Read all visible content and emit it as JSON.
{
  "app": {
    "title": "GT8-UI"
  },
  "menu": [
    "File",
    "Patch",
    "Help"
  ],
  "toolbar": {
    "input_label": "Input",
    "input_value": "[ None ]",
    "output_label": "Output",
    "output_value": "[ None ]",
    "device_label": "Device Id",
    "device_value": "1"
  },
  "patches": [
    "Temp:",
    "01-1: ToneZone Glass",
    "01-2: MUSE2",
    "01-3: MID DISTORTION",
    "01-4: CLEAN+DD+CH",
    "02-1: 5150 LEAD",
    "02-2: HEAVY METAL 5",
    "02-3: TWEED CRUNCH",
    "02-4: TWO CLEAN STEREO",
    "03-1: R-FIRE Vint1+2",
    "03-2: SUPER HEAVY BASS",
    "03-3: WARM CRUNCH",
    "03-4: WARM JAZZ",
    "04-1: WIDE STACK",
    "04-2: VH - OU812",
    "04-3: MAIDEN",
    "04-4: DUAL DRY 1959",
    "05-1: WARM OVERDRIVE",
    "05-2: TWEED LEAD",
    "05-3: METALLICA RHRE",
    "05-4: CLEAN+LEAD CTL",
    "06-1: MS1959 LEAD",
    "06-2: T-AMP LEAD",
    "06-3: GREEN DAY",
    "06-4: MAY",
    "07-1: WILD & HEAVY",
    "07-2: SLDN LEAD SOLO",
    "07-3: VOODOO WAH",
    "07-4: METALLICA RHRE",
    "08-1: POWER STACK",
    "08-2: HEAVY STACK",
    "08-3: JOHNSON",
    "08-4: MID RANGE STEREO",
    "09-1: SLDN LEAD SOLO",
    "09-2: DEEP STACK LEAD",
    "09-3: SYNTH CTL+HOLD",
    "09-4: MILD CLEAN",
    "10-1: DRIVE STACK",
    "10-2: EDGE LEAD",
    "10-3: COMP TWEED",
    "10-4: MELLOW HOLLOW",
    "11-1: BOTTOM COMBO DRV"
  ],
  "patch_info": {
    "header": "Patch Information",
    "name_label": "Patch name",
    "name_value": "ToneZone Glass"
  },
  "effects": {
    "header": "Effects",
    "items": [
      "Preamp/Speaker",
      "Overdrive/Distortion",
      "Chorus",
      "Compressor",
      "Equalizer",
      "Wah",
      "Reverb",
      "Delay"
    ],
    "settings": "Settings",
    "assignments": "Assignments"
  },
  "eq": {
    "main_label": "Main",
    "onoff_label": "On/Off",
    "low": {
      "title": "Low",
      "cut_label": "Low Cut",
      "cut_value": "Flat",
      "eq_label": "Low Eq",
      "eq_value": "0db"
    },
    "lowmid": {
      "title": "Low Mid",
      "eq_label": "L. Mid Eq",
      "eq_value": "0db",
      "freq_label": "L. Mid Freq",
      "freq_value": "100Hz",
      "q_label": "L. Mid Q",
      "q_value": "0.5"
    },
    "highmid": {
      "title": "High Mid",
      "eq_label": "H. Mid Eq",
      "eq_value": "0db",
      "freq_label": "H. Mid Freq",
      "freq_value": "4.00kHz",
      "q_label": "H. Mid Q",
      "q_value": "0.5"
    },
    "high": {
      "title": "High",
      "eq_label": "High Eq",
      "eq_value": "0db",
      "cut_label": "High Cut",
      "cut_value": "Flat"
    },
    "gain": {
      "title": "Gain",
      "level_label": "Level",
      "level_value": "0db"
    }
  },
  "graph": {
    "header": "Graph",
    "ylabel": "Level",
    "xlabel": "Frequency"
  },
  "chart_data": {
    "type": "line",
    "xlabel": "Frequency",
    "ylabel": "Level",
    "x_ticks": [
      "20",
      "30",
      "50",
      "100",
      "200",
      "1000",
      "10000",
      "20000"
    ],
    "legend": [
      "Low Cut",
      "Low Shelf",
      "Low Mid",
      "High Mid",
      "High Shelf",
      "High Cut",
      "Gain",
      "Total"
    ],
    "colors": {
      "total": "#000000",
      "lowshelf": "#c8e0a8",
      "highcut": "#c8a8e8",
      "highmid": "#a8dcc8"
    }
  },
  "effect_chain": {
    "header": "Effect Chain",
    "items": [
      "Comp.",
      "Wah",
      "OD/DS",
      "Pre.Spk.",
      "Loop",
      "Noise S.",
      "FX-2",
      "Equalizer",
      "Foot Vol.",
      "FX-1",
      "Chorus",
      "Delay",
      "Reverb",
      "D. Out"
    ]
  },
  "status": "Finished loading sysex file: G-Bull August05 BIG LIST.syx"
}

• _Exercise goal_
Filter the records for lines holding the string "SLDN". Copy each one.

• _Expected answer_
    "07-2: SLDN LEAD SOLO",
    "09-1: SLDN LEAD SOLO",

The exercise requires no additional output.